+++ Provided information
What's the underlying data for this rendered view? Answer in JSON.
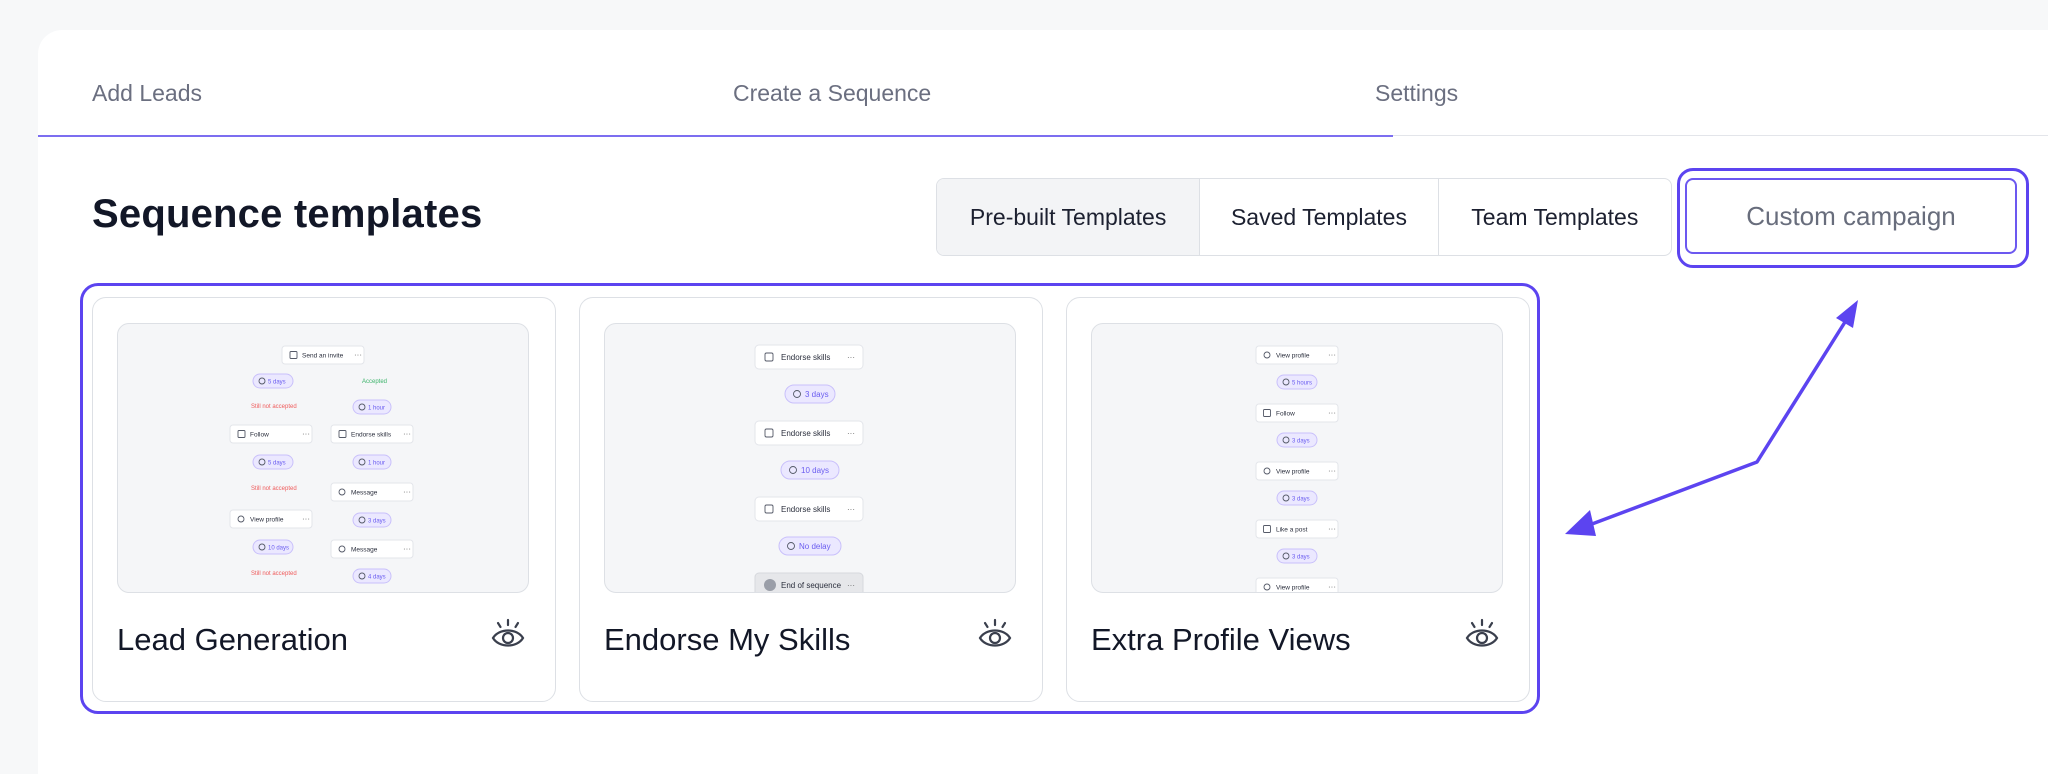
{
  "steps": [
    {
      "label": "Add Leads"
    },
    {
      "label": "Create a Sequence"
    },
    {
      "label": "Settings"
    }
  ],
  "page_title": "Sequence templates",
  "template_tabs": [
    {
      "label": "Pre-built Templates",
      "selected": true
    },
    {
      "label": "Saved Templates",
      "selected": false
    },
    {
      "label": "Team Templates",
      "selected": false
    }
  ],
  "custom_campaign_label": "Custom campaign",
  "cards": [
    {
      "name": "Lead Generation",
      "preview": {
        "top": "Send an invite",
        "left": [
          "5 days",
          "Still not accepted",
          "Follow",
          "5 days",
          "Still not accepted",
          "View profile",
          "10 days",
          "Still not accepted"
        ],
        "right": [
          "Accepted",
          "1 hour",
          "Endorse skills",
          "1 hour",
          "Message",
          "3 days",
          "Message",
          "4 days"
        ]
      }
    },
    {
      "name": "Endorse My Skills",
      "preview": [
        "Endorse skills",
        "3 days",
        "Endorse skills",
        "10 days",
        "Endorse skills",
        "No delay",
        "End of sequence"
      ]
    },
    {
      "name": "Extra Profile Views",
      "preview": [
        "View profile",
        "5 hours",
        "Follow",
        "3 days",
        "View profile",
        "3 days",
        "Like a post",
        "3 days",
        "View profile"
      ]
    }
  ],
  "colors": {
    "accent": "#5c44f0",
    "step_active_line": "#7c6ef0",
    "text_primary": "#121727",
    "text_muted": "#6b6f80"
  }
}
++++++
→ **Exercise requirements**: Give the entries again without a single change, but with no pictures.

→ **Final result**:
What's the underlying data for this rendered view? Answer in JSON.
{
  "steps": [
    {
      "label": "Add Leads"
    },
    {
      "label": "Create a Sequence"
    },
    {
      "label": "Settings"
    }
  ],
  "page_title": "Sequence templates",
  "template_tabs": [
    {
      "label": "Pre-built Templates",
      "selected": true
    },
    {
      "label": "Saved Templates",
      "selected": false
    },
    {
      "label": "Team Templates",
      "selected": false
    }
  ],
  "custom_campaign_label": "Custom campaign",
  "cards": [
    {
      "name": "Lead Generation",
      "preview": {
        "top": "Send an invite",
        "left": [
          "5 days",
          "Still not accepted",
          "Follow",
          "5 days",
          "Still not accepted",
          "View profile",
          "10 days",
          "Still not accepted"
        ],
        "right": [
          "Accepted",
          "1 hour",
          "Endorse skills",
          "1 hour",
          "Message",
          "3 days",
          "Message",
          "4 days"
        ]
      }
    },
    {
      "name": "Endorse My Skills",
      "preview": [
        "Endorse skills",
        "3 days",
        "Endorse skills",
        "10 days",
        "Endorse skills",
        "No delay",
        "End of sequence"
      ]
    },
    {
      "name": "Extra Profile Views",
      "preview": [
        "View profile",
        "5 hours",
        "Follow",
        "3 days",
        "View profile",
        "3 days",
        "Like a post",
        "3 days",
        "View profile"
      ]
    }
  ],
  "colors": {
    "accent": "#5c44f0",
    "step_active_line": "#7c6ef0",
    "text_primary": "#121727",
    "text_muted": "#6b6f80"
  }
}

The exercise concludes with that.